## Your objective
Work out how many lines hold "marker". Give the number and nothing else.

## Task inputs
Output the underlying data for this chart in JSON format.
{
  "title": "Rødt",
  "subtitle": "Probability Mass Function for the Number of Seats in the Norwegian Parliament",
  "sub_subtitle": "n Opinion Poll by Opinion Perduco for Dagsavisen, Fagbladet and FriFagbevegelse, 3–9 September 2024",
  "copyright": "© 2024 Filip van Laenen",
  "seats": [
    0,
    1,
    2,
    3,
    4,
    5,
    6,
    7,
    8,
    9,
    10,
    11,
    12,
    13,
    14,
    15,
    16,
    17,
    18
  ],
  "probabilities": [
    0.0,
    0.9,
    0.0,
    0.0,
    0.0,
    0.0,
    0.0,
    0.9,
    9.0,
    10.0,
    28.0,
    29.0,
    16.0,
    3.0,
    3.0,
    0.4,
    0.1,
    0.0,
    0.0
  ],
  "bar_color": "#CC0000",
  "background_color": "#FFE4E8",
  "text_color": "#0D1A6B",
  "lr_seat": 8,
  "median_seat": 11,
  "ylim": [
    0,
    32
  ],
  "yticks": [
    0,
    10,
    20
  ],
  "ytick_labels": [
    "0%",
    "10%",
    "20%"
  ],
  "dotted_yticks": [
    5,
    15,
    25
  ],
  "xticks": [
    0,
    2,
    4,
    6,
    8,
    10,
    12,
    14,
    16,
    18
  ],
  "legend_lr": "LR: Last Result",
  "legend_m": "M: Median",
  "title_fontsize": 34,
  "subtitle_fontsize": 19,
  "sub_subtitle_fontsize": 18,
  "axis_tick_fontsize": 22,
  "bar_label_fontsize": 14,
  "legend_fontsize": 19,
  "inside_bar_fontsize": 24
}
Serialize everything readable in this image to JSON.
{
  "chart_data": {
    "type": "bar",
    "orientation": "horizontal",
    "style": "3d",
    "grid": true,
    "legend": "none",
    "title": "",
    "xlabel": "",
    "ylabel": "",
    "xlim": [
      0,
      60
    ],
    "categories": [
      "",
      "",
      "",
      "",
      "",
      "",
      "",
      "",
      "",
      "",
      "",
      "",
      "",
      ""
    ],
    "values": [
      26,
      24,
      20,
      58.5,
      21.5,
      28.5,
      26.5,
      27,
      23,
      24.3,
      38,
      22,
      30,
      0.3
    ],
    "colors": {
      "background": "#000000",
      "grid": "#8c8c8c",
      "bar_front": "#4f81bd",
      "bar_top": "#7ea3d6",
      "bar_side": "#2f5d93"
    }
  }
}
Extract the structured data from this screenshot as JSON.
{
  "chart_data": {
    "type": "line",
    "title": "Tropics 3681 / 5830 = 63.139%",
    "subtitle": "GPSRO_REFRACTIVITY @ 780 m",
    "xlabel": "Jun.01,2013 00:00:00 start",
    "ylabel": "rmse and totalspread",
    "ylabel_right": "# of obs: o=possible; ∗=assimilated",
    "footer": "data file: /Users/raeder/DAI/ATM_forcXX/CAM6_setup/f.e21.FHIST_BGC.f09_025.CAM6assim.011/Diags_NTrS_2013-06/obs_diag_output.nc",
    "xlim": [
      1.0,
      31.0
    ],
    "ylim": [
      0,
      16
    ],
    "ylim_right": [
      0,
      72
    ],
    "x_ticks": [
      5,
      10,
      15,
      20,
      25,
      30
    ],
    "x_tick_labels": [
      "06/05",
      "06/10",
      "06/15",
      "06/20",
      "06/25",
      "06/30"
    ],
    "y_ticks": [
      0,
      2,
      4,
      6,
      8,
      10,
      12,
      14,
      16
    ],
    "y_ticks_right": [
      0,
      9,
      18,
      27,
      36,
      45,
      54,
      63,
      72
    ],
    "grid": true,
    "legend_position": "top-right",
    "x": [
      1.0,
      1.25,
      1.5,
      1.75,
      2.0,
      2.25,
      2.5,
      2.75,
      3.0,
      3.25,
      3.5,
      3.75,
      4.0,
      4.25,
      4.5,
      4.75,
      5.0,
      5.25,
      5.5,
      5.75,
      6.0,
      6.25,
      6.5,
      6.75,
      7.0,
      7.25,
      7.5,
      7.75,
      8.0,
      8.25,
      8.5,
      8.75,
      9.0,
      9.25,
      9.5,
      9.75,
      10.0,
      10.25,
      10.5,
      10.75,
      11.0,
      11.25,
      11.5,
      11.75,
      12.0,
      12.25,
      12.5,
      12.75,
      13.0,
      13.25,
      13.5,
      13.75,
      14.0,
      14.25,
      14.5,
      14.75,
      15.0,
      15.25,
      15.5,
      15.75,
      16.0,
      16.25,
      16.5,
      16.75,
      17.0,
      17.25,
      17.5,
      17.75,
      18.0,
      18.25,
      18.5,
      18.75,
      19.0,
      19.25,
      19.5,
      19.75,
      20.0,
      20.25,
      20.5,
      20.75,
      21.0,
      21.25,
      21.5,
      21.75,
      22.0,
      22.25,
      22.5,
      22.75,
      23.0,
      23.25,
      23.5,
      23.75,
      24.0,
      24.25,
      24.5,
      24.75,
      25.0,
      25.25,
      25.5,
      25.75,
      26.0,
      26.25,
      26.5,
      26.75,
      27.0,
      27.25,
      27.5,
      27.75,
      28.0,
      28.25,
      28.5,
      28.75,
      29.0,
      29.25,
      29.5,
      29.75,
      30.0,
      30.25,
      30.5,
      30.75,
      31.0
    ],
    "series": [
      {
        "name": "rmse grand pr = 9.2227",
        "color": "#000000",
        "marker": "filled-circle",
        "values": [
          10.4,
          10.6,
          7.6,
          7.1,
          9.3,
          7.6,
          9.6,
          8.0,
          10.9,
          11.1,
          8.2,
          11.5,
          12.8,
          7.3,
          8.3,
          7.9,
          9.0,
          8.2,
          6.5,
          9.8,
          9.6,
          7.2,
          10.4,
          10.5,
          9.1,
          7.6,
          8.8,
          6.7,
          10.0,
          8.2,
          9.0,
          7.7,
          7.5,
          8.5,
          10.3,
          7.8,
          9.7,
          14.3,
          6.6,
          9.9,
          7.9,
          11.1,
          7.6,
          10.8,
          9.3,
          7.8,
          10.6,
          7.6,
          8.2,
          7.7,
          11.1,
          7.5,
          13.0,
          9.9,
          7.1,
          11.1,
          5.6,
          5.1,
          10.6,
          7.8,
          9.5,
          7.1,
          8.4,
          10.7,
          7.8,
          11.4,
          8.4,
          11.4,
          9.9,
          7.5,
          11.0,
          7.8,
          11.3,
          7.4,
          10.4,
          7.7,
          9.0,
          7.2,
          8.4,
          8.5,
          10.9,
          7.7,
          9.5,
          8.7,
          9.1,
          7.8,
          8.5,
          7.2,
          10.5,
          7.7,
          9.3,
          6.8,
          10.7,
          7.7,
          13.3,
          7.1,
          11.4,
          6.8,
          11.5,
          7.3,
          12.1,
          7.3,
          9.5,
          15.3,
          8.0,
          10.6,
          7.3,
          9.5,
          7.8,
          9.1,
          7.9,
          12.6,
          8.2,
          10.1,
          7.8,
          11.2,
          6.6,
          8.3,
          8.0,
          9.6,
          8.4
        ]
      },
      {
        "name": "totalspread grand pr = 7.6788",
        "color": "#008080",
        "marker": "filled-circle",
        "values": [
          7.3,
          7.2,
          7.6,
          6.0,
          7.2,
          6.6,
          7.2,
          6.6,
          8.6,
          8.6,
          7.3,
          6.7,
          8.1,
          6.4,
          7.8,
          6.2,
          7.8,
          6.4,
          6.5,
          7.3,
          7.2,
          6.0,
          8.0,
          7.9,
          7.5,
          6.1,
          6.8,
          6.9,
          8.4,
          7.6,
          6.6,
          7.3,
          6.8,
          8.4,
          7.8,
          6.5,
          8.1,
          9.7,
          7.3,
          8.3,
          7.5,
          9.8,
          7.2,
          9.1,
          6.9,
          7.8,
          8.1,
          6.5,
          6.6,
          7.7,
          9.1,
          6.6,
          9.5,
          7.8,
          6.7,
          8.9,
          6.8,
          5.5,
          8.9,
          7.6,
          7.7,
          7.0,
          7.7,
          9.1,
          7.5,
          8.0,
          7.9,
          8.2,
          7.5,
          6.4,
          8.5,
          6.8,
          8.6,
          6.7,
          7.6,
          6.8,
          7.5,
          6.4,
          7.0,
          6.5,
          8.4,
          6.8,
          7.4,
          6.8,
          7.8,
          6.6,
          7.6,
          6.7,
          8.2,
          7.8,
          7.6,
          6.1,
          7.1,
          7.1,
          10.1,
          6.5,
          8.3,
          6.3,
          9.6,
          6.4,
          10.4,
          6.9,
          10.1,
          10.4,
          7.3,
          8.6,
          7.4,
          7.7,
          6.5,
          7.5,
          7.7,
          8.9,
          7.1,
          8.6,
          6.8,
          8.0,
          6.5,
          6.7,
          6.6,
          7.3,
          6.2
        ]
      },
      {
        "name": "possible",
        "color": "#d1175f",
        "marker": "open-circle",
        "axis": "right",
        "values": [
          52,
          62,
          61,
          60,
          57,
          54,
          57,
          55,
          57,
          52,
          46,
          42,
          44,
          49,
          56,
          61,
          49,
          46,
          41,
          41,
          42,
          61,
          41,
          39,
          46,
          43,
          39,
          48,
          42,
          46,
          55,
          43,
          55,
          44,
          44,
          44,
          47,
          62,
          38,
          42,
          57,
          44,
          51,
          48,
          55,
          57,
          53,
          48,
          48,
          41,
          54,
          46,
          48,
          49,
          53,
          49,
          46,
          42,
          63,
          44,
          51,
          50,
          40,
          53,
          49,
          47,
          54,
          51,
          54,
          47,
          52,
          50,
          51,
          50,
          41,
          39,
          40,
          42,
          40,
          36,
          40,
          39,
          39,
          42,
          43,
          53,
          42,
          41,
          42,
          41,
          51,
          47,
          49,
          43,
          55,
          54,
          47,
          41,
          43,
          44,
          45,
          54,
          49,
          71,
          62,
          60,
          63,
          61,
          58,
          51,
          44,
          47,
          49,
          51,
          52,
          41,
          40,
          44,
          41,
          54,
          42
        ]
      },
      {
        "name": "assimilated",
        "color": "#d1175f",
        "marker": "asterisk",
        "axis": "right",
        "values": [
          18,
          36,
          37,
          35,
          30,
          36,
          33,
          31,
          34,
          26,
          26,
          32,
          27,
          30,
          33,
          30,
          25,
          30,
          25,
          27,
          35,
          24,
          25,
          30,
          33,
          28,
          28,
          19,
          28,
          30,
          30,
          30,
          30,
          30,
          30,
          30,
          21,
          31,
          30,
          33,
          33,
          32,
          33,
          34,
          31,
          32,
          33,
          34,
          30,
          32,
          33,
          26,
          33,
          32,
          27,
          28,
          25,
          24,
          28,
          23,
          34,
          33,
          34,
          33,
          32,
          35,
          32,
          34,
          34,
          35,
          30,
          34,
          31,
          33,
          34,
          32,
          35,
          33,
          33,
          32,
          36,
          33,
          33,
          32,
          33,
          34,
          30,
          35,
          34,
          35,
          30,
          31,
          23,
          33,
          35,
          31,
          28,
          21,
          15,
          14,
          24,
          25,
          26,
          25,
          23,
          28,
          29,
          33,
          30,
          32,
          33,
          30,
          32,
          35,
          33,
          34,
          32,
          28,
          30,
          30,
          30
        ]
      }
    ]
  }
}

## Solution to the exercise
4